Exercise → Would you return the complete listing below word for word?

-- start of Data shown --

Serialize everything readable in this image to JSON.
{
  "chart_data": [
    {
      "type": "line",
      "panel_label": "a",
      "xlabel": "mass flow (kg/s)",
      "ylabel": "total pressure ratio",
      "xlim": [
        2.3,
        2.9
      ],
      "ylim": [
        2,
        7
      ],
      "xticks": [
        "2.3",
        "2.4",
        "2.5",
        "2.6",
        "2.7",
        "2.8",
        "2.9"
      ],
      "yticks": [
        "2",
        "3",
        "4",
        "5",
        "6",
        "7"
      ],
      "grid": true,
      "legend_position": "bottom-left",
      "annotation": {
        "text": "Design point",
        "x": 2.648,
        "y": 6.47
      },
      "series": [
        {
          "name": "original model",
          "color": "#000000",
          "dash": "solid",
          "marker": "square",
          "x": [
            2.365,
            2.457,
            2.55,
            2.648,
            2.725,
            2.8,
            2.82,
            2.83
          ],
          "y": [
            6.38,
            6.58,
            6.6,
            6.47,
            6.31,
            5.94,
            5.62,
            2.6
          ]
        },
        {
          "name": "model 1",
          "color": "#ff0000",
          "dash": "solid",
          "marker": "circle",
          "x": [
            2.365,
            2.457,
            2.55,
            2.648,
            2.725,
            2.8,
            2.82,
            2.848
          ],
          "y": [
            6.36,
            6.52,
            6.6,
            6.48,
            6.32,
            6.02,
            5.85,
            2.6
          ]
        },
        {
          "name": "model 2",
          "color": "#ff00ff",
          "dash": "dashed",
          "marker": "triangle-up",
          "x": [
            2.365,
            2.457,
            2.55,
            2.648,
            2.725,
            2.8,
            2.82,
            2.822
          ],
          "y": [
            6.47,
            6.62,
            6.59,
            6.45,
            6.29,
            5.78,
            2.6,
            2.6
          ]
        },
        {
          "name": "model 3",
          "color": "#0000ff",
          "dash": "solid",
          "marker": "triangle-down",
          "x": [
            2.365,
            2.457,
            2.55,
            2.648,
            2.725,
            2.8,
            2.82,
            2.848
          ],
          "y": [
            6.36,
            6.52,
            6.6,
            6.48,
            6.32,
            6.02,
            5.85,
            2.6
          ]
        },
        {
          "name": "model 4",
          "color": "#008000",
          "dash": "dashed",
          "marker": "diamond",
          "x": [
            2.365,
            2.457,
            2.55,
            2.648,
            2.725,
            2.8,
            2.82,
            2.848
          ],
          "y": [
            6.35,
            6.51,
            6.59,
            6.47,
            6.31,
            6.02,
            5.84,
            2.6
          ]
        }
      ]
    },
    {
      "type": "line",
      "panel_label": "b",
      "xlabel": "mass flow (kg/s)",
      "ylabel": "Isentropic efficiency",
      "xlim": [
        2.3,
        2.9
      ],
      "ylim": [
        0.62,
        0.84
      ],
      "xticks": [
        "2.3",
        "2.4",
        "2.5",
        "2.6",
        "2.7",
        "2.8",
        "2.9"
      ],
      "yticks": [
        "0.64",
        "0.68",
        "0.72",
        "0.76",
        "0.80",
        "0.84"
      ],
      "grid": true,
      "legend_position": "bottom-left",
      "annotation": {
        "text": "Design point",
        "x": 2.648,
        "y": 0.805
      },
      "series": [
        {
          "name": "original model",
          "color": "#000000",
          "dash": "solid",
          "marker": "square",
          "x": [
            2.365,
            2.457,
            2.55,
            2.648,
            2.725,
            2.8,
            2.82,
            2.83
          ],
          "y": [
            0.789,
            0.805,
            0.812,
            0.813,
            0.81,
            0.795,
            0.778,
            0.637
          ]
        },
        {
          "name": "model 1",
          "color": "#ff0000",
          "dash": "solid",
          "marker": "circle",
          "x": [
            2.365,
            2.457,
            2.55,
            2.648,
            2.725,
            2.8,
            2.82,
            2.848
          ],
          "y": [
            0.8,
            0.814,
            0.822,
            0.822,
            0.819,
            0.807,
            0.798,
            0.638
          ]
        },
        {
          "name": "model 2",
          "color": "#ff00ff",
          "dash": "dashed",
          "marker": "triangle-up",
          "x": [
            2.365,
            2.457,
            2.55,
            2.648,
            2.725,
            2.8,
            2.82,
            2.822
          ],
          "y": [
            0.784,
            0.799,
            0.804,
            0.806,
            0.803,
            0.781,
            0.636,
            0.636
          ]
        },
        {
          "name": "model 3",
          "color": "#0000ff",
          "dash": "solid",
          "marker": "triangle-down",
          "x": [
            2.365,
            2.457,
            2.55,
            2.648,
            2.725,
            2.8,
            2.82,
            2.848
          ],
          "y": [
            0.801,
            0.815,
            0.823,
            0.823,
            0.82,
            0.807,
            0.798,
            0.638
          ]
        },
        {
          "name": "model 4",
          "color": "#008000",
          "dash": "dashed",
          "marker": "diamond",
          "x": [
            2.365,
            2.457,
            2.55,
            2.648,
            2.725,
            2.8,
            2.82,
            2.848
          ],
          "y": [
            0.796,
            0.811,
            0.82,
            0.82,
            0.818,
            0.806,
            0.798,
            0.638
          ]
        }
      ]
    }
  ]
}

-- end of Data shown --

Response →
Serialize everything readable in this image to JSON.
{
  "chart_data": [
    {
      "type": "line",
      "panel_label": "a",
      "xlabel": "mass flow (kg/s)",
      "ylabel": "total pressure ratio",
      "xlim": [
        2.3,
        2.9
      ],
      "ylim": [
        2,
        7
      ],
      "xticks": [
        "2.3",
        "2.4",
        "2.5",
        "2.6",
        "2.7",
        "2.8",
        "2.9"
      ],
      "yticks": [
        "2",
        "3",
        "4",
        "5",
        "6",
        "7"
      ],
      "grid": true,
      "legend_position": "bottom-left",
      "annotation": {
        "text": "Design point",
        "x": 2.648,
        "y": 6.47
      },
      "series": [
        {
          "name": "original model",
          "color": "#000000",
          "dash": "solid",
          "marker": "square",
          "x": [
            2.365,
            2.457,
            2.55,
            2.648,
            2.725,
            2.8,
            2.82,
            2.83
          ],
          "y": [
            6.38,
            6.58,
            6.6,
            6.47,
            6.31,
            5.94,
            5.62,
            2.6
          ]
        },
        {
          "name": "model 1",
          "color": "#ff0000",
          "dash": "solid",
          "marker": "circle",
          "x": [
            2.365,
            2.457,
            2.55,
            2.648,
            2.725,
            2.8,
            2.82,
            2.848
          ],
          "y": [
            6.36,
            6.52,
            6.6,
            6.48,
            6.32,
            6.02,
            5.85,
            2.6
          ]
        },
        {
          "name": "model 2",
          "color": "#ff00ff",
          "dash": "dashed",
          "marker": "triangle-up",
          "x": [
            2.365,
            2.457,
            2.55,
            2.648,
            2.725,
            2.8,
            2.82,
            2.822
          ],
          "y": [
            6.47,
            6.62,
            6.59,
            6.45,
            6.29,
            5.78,
            2.6,
            2.6
          ]
        },
        {
          "name": "model 3",
          "color": "#0000ff",
          "dash": "solid",
          "marker": "triangle-down",
          "x": [
            2.365,
            2.457,
            2.55,
            2.648,
            2.725,
            2.8,
            2.82,
            2.848
          ],
          "y": [
            6.36,
            6.52,
            6.6,
            6.48,
            6.32,
            6.02,
            5.85,
            2.6
          ]
        },
        {
          "name": "model 4",
          "color": "#008000",
          "dash": "dashed",
          "marker": "diamond",
          "x": [
            2.365,
            2.457,
            2.55,
            2.648,
            2.725,
            2.8,
            2.82,
            2.848
          ],
          "y": [
            6.35,
            6.51,
            6.59,
            6.47,
            6.31,
            6.02,
            5.84,
            2.6
          ]
        }
      ]
    },
    {
      "type": "line",
      "panel_label": "b",
      "xlabel": "mass flow (kg/s)",
      "ylabel": "Isentropic efficiency",
      "xlim": [
        2.3,
        2.9
      ],
      "ylim": [
        0.62,
        0.84
      ],
      "xticks": [
        "2.3",
        "2.4",
        "2.5",
        "2.6",
        "2.7",
        "2.8",
        "2.9"
      ],
      "yticks": [
        "0.64",
        "0.68",
        "0.72",
        "0.76",
        "0.80",
        "0.84"
      ],
      "grid": true,
      "legend_position": "bottom-left",
      "annotation": {
        "text": "Design point",
        "x": 2.648,
        "y": 0.805
      },
      "series": [
        {
          "name": "original model",
          "color": "#000000",
          "dash": "solid",
          "marker": "square",
          "x": [
            2.365,
            2.457,
            2.55,
            2.648,
            2.725,
            2.8,
            2.82,
            2.83
          ],
          "y": [
            0.789,
            0.805,
            0.812,
            0.813,
            0.81,
            0.795,
            0.778,
            0.637
          ]
        },
        {
          "name": "model 1",
          "color": "#ff0000",
          "dash": "solid",
          "marker": "circle",
          "x": [
            2.365,
            2.457,
            2.55,
            2.648,
            2.725,
            2.8,
            2.82,
            2.848
          ],
          "y": [
            0.8,
            0.814,
            0.822,
            0.822,
            0.819,
            0.807,
            0.798,
            0.638
          ]
        },
        {
          "name": "model 2",
          "color": "#ff00ff",
          "dash": "dashed",
          "marker": "triangle-up",
          "x": [
            2.365,
            2.457,
            2.55,
            2.648,
            2.725,
            2.8,
            2.82,
            2.822
          ],
          "y": [
            0.784,
            0.799,
            0.804,
            0.806,
            0.803,
            0.781,
            0.636,
            0.636
          ]
        },
        {
          "name": "model 3",
          "color": "#0000ff",
          "dash": "solid",
          "marker": "triangle-down",
          "x": [
            2.365,
            2.457,
            2.55,
            2.648,
            2.725,
            2.8,
            2.82,
            2.848
          ],
          "y": [
            0.801,
            0.815,
            0.823,
            0.823,
            0.82,
            0.807,
            0.798,
            0.638
          ]
        },
        {
          "name": "model 4",
          "color": "#008000",
          "dash": "dashed",
          "marker": "diamond",
          "x": [
            2.365,
            2.457,
            2.55,
            2.648,
            2.725,
            2.8,
            2.82,
            2.848
          ],
          "y": [
            0.796,
            0.811,
            0.82,
            0.82,
            0.818,
            0.806,
            0.798,
            0.638
          ]
        }
      ]
    }
  ]
}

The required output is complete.